— Begin Stored records —
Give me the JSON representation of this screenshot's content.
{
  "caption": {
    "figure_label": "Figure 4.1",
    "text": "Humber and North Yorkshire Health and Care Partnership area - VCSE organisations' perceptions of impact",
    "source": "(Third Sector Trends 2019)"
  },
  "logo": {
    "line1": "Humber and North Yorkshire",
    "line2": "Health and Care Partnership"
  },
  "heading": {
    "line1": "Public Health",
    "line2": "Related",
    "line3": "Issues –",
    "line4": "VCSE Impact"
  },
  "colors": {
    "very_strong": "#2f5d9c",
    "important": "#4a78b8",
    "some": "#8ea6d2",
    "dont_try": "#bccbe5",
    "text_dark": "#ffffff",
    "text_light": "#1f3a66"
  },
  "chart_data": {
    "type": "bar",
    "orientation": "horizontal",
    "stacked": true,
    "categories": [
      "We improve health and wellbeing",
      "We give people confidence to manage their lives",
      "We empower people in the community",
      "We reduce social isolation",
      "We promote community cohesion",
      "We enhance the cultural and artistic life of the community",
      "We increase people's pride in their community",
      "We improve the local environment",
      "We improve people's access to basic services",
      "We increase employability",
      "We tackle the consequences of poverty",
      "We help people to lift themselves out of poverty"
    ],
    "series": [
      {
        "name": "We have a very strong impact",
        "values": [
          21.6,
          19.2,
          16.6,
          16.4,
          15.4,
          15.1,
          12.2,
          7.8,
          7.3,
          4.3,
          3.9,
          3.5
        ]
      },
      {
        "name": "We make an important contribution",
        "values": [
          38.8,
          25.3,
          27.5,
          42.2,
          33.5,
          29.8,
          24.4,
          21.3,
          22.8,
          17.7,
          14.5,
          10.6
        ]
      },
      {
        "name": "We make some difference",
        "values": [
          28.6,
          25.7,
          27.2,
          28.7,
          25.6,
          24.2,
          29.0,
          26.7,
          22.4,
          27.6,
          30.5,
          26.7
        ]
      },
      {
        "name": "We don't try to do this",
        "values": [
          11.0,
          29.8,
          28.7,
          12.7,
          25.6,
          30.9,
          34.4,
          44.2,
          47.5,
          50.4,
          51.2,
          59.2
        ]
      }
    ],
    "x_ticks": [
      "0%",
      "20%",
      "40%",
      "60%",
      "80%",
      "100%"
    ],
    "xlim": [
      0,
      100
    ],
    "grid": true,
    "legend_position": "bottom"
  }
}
— End Stored records —
Task description>
Which lines above contain "this"? Show each of them.

Exercise response>
Give me the JSON representation of this screenshot's content.
        "name": "We don't try to do this",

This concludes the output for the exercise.